Scientists flush out root cause of how trees lift water

14 September 2008

Despite relying on trees to provide us with oxygen, lock away CO2, provide shade and even building materials and matchsticks we still didn't really know how trees manage to lift water, over a hundred metres, from their roots to the top of the canopy. Now scientists writing in Nature have taken a leaf out of the contact lens manufacturer's book and used the same material from which soft contact lenses are made to create an artificial tree.

Canadian MapleCornell researchers Tobias Wheeler and Abraham Stroock found that the tiny pores present in the hydrogel were a good facsimile of what goes on in a leaf where water can ooze out from tiny channels running up the stem called xylem and evaporate. Critically, air can't enter. As a result the evaporation of water from the leaves puts the water in the stem under tension and because water molecules are naturally sticky due to a process called hydrogen bonding, when water evaporates from the leaves more water molecules are pulled up to replace them.

→ **Entries provided**:
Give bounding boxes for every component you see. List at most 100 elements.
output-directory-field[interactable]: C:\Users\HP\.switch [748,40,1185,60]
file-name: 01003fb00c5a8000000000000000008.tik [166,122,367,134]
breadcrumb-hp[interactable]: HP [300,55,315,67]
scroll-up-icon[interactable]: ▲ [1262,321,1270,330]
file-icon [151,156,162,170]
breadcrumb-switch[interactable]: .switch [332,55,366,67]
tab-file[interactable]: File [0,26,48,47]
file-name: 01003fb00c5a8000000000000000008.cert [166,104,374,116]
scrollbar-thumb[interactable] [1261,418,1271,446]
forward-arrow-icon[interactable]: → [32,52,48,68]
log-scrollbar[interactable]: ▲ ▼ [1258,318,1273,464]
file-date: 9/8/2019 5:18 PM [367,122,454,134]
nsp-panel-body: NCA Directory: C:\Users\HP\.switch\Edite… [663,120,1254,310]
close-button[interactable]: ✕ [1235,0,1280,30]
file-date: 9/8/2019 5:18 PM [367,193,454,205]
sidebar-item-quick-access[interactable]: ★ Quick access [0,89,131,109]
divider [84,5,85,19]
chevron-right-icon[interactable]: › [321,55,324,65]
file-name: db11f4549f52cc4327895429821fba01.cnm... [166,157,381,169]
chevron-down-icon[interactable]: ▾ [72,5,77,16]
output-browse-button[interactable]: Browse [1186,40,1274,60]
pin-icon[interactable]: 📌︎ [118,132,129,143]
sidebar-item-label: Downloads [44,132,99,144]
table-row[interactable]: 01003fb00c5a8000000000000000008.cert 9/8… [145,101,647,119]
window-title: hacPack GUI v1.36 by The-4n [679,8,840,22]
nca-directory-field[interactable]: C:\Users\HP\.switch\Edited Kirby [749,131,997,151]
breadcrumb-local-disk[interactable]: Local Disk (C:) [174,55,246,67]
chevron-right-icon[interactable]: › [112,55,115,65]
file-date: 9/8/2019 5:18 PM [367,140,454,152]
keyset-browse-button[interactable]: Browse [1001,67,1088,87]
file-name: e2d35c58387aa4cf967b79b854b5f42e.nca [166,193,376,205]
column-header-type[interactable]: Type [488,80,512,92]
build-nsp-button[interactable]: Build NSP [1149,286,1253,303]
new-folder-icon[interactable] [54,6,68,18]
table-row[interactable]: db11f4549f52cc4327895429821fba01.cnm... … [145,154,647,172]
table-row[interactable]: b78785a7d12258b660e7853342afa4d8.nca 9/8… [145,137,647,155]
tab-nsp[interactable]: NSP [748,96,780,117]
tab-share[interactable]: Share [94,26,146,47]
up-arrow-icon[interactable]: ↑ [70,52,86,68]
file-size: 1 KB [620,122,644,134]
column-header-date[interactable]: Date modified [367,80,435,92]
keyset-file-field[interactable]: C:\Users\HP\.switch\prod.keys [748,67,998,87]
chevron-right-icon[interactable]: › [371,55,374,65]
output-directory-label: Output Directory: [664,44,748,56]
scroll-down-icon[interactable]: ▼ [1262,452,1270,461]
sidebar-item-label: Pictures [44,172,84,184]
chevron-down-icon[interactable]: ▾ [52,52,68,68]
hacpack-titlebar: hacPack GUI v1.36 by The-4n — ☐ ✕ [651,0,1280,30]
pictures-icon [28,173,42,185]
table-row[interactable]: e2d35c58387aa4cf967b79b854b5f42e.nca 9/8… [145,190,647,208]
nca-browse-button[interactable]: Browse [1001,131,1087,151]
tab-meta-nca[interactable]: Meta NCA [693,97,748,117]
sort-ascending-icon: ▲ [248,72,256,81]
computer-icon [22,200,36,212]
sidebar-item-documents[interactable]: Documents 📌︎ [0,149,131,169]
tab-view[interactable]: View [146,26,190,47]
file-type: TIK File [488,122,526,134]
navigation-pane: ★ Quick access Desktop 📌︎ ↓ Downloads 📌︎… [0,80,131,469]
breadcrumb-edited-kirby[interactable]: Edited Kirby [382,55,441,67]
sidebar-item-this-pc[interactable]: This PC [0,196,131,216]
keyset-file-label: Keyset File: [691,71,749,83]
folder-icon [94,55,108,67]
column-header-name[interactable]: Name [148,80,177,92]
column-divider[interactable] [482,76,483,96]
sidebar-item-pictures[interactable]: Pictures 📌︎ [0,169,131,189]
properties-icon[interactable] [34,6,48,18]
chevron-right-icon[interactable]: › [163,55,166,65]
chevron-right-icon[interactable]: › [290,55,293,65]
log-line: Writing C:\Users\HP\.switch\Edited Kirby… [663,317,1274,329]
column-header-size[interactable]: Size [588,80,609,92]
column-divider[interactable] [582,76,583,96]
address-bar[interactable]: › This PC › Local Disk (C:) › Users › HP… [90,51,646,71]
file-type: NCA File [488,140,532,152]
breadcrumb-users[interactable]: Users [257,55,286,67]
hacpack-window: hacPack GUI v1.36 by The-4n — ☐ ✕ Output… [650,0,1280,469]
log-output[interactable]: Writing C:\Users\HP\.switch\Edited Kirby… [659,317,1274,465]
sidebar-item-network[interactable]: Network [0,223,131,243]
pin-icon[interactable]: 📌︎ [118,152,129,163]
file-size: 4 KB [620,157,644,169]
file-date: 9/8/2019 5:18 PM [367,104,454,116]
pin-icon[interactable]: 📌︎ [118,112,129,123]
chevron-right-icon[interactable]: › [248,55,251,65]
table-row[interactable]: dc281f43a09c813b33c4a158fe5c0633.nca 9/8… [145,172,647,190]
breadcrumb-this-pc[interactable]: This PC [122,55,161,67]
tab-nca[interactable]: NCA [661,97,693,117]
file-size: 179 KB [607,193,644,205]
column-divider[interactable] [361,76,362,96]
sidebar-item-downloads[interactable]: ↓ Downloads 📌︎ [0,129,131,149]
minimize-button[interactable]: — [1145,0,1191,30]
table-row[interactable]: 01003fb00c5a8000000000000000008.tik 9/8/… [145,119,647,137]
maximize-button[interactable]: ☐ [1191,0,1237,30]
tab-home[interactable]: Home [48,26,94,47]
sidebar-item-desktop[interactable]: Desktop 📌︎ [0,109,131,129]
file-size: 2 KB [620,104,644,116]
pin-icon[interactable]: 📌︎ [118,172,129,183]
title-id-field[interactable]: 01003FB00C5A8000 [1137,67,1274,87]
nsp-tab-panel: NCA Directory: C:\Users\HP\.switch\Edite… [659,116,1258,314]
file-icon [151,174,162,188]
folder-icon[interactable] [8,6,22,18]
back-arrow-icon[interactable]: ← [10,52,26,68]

→ **Activity list**:
A - Answer these questions on the article about how trees lift water, one per line:
(i) In which journal did the scientists write?
(ii) What are the tiny channels running up the stem called?
(iii) What process makes water molecules naturally sticky?
B - Could you carry the article about how trees lift water further, beginning right after its final sentence?
The entries are not used here at all.

→ **Answers per task**:
A -
(i) Nature
(ii) Xylem
(iii) Hydrogen bonding

B -
As a result some of this negative pressure is also transferred to the roots, enabling a plant to pull water in from the soil and up the stem. This agrees with what biologists had long suspected might be going on but could never prove. The Cornell team suggest that apart from solving a long-standing mystery their work could also hold the key to the production of artificial trees that could efficiently extract clean water from deep underground to provide drinking supplies.